> RECORD EXTRACTS
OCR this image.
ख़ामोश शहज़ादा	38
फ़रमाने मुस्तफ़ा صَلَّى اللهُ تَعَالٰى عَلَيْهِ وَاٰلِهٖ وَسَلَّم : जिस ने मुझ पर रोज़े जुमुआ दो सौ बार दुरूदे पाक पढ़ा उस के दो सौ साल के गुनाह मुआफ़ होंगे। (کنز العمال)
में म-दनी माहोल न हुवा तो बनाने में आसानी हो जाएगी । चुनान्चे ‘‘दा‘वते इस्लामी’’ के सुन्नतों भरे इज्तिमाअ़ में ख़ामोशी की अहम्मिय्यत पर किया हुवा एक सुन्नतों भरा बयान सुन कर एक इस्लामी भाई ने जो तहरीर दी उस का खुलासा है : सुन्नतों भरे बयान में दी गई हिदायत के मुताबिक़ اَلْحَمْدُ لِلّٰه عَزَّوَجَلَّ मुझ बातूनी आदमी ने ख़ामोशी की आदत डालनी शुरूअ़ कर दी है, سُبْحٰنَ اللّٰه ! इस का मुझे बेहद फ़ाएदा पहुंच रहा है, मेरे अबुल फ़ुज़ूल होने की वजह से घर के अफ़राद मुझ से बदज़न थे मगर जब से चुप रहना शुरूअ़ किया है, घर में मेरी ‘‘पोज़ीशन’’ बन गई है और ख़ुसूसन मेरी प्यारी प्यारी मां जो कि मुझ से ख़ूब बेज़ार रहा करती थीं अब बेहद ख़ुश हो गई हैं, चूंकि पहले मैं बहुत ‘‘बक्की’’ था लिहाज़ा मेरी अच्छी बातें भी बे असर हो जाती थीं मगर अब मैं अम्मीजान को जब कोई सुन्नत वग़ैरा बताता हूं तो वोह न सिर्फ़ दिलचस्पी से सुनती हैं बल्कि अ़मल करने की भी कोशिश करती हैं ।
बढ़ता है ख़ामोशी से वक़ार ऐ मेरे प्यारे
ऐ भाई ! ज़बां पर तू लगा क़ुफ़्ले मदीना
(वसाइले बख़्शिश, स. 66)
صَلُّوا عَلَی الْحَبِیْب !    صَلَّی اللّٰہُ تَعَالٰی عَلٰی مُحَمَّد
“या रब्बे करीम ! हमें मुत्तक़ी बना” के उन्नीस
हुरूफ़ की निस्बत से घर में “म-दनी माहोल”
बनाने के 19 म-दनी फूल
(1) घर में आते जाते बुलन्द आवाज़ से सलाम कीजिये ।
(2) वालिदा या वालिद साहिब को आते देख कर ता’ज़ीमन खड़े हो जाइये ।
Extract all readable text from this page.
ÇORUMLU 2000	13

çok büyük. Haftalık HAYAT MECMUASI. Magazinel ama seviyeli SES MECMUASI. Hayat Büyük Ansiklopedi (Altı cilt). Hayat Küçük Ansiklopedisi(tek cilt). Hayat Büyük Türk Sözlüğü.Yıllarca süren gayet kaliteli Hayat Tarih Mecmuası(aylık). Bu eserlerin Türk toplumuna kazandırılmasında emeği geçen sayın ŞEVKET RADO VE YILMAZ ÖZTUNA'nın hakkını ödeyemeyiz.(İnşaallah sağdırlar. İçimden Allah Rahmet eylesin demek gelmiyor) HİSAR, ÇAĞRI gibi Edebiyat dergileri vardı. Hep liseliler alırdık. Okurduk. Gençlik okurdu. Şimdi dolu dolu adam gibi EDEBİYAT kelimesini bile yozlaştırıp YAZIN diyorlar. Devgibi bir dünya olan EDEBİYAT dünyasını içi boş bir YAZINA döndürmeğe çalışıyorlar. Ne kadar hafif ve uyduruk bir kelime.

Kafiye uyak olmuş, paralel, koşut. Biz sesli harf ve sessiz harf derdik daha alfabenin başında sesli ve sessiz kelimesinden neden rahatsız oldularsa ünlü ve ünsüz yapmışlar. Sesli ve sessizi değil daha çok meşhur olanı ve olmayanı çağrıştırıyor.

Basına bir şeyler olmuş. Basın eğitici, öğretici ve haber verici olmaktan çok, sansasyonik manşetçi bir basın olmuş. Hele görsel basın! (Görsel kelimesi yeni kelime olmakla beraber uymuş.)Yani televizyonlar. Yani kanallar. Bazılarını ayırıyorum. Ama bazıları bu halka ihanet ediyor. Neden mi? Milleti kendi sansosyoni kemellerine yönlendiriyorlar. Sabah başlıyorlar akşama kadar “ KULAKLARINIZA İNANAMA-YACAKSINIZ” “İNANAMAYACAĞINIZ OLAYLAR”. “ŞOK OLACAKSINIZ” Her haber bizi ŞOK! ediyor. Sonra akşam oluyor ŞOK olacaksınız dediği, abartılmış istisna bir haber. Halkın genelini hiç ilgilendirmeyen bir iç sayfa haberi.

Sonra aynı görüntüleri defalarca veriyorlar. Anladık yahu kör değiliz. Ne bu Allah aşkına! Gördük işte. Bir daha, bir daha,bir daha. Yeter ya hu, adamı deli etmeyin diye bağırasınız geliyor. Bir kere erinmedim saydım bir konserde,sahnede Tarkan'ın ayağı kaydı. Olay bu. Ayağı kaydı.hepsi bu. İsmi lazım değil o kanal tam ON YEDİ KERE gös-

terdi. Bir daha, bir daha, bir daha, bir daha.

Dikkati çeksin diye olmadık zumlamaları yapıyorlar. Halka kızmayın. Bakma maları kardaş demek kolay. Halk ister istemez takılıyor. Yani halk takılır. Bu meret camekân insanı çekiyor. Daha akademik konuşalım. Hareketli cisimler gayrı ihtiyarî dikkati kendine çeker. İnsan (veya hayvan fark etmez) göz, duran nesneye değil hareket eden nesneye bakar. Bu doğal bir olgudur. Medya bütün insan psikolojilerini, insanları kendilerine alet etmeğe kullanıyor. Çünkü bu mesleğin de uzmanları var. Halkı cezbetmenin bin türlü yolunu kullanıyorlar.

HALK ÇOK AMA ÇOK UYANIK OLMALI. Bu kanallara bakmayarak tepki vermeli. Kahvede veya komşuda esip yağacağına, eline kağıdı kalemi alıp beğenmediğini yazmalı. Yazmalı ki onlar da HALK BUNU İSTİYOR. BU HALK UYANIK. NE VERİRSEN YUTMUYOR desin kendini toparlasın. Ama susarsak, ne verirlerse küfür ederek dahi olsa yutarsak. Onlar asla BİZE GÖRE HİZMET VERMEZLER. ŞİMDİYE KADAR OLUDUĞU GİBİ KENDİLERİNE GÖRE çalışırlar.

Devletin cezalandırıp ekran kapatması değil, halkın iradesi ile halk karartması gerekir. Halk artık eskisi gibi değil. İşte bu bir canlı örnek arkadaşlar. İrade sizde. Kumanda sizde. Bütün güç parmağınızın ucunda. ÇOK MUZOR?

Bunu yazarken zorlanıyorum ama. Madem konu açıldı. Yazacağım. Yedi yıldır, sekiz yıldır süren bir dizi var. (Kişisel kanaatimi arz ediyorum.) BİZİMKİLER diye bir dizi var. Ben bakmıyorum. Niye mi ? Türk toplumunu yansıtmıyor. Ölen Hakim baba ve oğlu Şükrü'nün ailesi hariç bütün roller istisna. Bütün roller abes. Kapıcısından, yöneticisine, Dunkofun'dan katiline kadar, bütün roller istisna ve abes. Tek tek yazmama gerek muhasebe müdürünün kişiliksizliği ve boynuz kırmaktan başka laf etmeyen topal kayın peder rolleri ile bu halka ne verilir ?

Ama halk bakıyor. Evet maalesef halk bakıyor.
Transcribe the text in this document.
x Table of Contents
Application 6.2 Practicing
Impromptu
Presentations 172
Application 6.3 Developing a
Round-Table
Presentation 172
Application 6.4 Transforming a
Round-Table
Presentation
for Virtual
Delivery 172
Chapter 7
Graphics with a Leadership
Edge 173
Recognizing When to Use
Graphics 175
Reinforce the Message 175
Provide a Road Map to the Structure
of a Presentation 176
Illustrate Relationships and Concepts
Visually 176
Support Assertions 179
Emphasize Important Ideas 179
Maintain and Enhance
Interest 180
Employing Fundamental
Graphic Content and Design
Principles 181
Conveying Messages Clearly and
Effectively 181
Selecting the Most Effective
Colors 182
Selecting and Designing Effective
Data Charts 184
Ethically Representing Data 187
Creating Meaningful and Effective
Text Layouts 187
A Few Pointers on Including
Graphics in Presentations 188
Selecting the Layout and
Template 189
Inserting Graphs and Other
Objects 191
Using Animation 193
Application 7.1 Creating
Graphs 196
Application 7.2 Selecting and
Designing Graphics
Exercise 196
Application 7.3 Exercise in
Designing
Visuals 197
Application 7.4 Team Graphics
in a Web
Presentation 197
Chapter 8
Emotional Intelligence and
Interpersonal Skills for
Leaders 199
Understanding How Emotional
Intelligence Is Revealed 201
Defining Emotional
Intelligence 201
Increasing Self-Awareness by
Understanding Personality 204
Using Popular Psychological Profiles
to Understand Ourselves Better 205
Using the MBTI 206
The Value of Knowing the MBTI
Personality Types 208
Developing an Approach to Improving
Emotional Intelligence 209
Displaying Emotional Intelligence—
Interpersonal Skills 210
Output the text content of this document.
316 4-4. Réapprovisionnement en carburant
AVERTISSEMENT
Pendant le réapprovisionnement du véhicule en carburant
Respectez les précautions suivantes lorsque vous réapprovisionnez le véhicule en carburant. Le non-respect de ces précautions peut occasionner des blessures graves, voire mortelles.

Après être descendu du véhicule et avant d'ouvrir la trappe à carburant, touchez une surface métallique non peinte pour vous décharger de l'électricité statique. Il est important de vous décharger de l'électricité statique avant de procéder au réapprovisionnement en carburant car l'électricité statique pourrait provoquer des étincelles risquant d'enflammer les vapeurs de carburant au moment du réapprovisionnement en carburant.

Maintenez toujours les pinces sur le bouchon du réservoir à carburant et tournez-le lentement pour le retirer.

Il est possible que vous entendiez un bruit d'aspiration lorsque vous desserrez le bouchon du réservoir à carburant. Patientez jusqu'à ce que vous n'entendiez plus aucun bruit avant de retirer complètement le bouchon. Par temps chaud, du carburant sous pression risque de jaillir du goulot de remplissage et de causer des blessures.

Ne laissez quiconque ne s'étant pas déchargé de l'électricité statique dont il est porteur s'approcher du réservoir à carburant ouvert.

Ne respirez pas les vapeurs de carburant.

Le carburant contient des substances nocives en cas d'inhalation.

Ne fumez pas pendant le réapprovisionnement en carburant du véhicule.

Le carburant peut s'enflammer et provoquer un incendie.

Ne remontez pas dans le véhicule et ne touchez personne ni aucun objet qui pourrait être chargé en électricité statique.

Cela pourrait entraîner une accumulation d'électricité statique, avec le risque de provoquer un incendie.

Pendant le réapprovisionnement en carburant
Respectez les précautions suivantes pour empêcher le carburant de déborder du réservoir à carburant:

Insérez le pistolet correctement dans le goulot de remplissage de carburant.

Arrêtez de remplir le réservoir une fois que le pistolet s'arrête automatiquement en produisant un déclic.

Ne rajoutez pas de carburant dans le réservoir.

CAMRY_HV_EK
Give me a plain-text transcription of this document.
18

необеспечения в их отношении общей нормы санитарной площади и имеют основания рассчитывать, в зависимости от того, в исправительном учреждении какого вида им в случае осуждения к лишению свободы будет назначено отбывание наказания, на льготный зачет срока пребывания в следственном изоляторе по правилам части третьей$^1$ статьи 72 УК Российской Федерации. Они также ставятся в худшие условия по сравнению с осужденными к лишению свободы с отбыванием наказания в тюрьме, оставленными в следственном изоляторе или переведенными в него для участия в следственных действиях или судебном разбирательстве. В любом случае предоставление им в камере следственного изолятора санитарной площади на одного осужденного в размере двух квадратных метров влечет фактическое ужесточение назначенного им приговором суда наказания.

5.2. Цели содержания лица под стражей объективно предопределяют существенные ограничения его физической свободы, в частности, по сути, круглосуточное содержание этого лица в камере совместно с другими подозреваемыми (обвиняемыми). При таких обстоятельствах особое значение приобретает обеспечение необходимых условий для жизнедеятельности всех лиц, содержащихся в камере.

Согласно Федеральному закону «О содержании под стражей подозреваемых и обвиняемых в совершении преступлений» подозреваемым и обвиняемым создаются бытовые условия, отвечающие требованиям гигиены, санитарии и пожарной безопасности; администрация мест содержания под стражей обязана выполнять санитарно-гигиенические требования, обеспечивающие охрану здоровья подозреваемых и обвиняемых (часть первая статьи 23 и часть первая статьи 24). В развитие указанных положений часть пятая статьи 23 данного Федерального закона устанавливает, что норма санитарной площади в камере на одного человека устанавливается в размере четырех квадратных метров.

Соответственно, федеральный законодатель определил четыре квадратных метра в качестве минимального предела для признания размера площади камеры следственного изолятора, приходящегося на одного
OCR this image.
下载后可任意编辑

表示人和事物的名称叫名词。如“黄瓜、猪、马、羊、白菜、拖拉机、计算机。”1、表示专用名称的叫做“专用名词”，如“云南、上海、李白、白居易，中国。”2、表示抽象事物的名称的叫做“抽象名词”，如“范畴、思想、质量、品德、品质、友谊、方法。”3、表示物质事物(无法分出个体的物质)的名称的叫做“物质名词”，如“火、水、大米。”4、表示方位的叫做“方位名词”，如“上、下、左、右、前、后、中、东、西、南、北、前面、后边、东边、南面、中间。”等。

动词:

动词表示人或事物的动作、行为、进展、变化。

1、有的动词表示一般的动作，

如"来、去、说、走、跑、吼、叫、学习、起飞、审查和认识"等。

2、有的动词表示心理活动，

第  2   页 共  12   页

> DO THIS
Go through the records and pull out each line that includes the word "demek".

> FINISHED EXERCISE
çok büyük. Haftalık HAYAT MECMUASI. Magazinel ama seviyeli SES MECMUASI. Hayat Büyük Ansiklopedi (Altı cilt). Hayat Küçük Ansiklopedisi(tek cilt). Hayat Büyük Türk Sözlüğü.Yıllarca süren gayet kaliteli Hayat Tarih Mecmuası(aylık). Bu eserlerin Türk toplumuna kazandırılmasında emeği geçen sayın ŞEVKET RADO VE YILMAZ ÖZTUNA'nın hakkını ödeyemeyiz.(İnşaallah sağdırlar. İçimden Allah Rahmet eylesin demek gelmiyor) HİSAR, ÇAĞRI gibi Edebiyat dergileri vardı. Hep liseliler alırdık. Okurduk. Gençlik okurdu. Şimdi dolu dolu adam gibi EDEBİYAT kelimesini bile yozlaştırıp YAZIN diyorlar. Devgibi bir dünya olan EDEBİYAT dünyasını içi boş bir YAZINA döndürmeğe çalışıyorlar. Ne kadar hafif ve uyduruk bir kelime.
Dikkati çeksin diye olmadık zumlamaları yapıyorlar. Halka kızmayın. Bakma maları kardaş demek kolay. Halk ister istemez takılıyor. Yani halk takılır. Bu meret camekân insanı çekiyor. Daha akademik konuşalım. Hareketli cisimler gayrı ihtiyarî dikkati kendine çeker. İnsan (veya hayvan fark etmez) göz, duran nesneye değil hareket eden nesneye bakar. Bu doğal bir olgudur. Medya bütün insan psikolojilerini, insanları kendilerine alet etmeğe kullanıyor. Çünkü bu mesleğin de uzmanları var. Halkı cezbetmenin bin türlü yolunu kullanıyorlar.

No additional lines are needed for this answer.